-- Start --

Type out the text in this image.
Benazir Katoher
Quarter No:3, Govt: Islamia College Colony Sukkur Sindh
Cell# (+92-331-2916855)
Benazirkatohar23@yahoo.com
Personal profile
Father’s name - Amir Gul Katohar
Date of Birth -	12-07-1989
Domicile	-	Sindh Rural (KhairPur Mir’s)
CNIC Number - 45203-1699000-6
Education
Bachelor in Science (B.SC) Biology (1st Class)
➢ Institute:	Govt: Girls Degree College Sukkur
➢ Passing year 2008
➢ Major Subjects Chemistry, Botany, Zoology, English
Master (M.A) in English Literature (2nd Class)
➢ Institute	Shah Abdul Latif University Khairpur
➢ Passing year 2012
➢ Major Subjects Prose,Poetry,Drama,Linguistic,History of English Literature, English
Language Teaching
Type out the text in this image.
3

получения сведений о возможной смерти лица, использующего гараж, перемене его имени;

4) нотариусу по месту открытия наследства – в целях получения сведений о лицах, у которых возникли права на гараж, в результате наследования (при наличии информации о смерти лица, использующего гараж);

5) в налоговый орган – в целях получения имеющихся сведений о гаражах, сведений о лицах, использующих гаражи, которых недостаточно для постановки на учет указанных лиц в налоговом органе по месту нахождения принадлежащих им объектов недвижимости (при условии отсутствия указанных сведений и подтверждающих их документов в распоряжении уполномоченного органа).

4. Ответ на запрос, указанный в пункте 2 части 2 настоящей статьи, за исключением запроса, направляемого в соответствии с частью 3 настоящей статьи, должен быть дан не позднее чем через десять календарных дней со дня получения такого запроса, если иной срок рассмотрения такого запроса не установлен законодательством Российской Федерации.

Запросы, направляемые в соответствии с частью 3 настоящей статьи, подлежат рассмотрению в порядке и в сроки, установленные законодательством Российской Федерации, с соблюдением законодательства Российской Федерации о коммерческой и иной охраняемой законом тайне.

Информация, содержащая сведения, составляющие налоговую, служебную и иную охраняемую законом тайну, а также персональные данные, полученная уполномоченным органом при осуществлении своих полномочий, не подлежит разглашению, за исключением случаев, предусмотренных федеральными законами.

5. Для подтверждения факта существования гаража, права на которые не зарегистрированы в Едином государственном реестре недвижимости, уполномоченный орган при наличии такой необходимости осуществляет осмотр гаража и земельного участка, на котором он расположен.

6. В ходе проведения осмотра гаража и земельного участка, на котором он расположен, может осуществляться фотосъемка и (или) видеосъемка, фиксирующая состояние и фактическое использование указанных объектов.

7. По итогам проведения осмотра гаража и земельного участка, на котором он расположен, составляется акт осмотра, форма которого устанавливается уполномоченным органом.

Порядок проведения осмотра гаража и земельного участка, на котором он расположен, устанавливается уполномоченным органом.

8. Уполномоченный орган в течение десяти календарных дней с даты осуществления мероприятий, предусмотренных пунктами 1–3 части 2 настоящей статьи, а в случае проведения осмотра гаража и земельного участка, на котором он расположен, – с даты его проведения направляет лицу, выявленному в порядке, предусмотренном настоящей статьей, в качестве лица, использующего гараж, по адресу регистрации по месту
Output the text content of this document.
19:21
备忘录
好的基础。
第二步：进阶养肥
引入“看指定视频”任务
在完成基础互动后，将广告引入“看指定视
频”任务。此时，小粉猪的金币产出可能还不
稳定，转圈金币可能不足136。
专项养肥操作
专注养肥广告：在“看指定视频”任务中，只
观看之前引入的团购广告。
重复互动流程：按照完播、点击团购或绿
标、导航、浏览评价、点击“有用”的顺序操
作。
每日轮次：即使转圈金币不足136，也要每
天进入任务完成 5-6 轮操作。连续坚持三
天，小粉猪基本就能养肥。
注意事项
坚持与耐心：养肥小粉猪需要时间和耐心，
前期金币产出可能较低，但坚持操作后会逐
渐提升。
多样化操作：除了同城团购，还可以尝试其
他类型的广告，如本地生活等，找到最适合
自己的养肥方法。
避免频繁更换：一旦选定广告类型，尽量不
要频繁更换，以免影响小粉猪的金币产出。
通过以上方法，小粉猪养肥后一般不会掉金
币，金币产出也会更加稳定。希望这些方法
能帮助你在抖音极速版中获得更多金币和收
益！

-- End --

### PROBLEM DESCRIPTION
Quote all the records. Keep every word exact.

### RESPONSE TO THE EXERCISE
Type out the text in this image.
Benazir Katoher
Quarter No:3, Govt: Islamia College Colony Sukkur Sindh
Cell# (+92-331-2916855)
Benazirkatohar23@yahoo.com
Personal profile
Father’s name - Amir Gul Katohar
Date of Birth -	12-07-1989
Domicile	-	Sindh Rural (KhairPur Mir’s)
CNIC Number - 45203-1699000-6
Education
Bachelor in Science (B.SC) Biology (1st Class)
➢ Institute:	Govt: Girls Degree College Sukkur
➢ Passing year 2008
➢ Major Subjects Chemistry, Botany, Zoology, English
Master (M.A) in English Literature (2nd Class)
➢ Institute	Shah Abdul Latif University Khairpur
➢ Passing year 2012
➢ Major Subjects Prose,Poetry,Drama,Linguistic,History of English Literature, English
Language Teaching
Type out the text in this image.
3

получения сведений о возможной смерти лица, использующего гараж, перемене его имени;

4) нотариусу по месту открытия наследства – в целях получения сведений о лицах, у которых возникли права на гараж, в результате наследования (при наличии информации о смерти лица, использующего гараж);

5) в налоговый орган – в целях получения имеющихся сведений о гаражах, сведений о лицах, использующих гаражи, которых недостаточно для постановки на учет указанных лиц в налоговом органе по месту нахождения принадлежащих им объектов недвижимости (при условии отсутствия указанных сведений и подтверждающих их документов в распоряжении уполномоченного органа).

4. Ответ на запрос, указанный в пункте 2 части 2 настоящей статьи, за исключением запроса, направляемого в соответствии с частью 3 настоящей статьи, должен быть дан не позднее чем через десять календарных дней со дня получения такого запроса, если иной срок рассмотрения такого запроса не установлен законодательством Российской Федерации.

Запросы, направляемые в соответствии с частью 3 настоящей статьи, подлежат рассмотрению в порядке и в сроки, установленные законодательством Российской Федерации, с соблюдением законодательства Российской Федерации о коммерческой и иной охраняемой законом тайне.

Информация, содержащая сведения, составляющие налоговую, служебную и иную охраняемую законом тайну, а также персональные данные, полученная уполномоченным органом при осуществлении своих полномочий, не подлежит разглашению, за исключением случаев, предусмотренных федеральными законами.

5. Для подтверждения факта существования гаража, права на которые не зарегистрированы в Едином государственном реестре недвижимости, уполномоченный орган при наличии такой необходимости осуществляет осмотр гаража и земельного участка, на котором он расположен.

6. В ходе проведения осмотра гаража и земельного участка, на котором он расположен, может осуществляться фотосъемка и (или) видеосъемка, фиксирующая состояние и фактическое использование указанных объектов.

7. По итогам проведения осмотра гаража и земельного участка, на котором он расположен, составляется акт осмотра, форма которого устанавливается уполномоченным органом.

Порядок проведения осмотра гаража и земельного участка, на котором он расположен, устанавливается уполномоченным органом.

8. Уполномоченный орган в течение десяти календарных дней с даты осуществления мероприятий, предусмотренных пунктами 1–3 части 2 настоящей статьи, а в случае проведения осмотра гаража и земельного участка, на котором он расположен, – с даты его проведения направляет лицу, выявленному в порядке, предусмотренном настоящей статьей, в качестве лица, использующего гараж, по адресу регистрации по месту
Output the text content of this document.
19:21
备忘录
好的基础。
第二步：进阶养肥
引入“看指定视频”任务
在完成基础互动后，将广告引入“看指定视
频”任务。此时，小粉猪的金币产出可能还不
稳定，转圈金币可能不足136。
专项养肥操作
专注养肥广告：在“看指定视频”任务中，只
观看之前引入的团购广告。
重复互动流程：按照完播、点击团购或绿
标、导航、浏览评价、点击“有用”的顺序操
作。
每日轮次：即使转圈金币不足136，也要每
天进入任务完成 5-6 轮操作。连续坚持三
天，小粉猪基本就能养肥。
注意事项
坚持与耐心：养肥小粉猪需要时间和耐心，
前期金币产出可能较低，但坚持操作后会逐
渐提升。
多样化操作：除了同城团购，还可以尝试其
他类型的广告，如本地生活等，找到最适合
自己的养肥方法。
避免频繁更换：一旦选定广告类型，尽量不
要频繁更换，以免影响小粉猪的金币产出。
通过以上方法，小粉猪养肥后一般不会掉金
币，金币产出也会更加稳定。希望这些方法
能帮助你在抖音极速版中获得更多金币和收
益！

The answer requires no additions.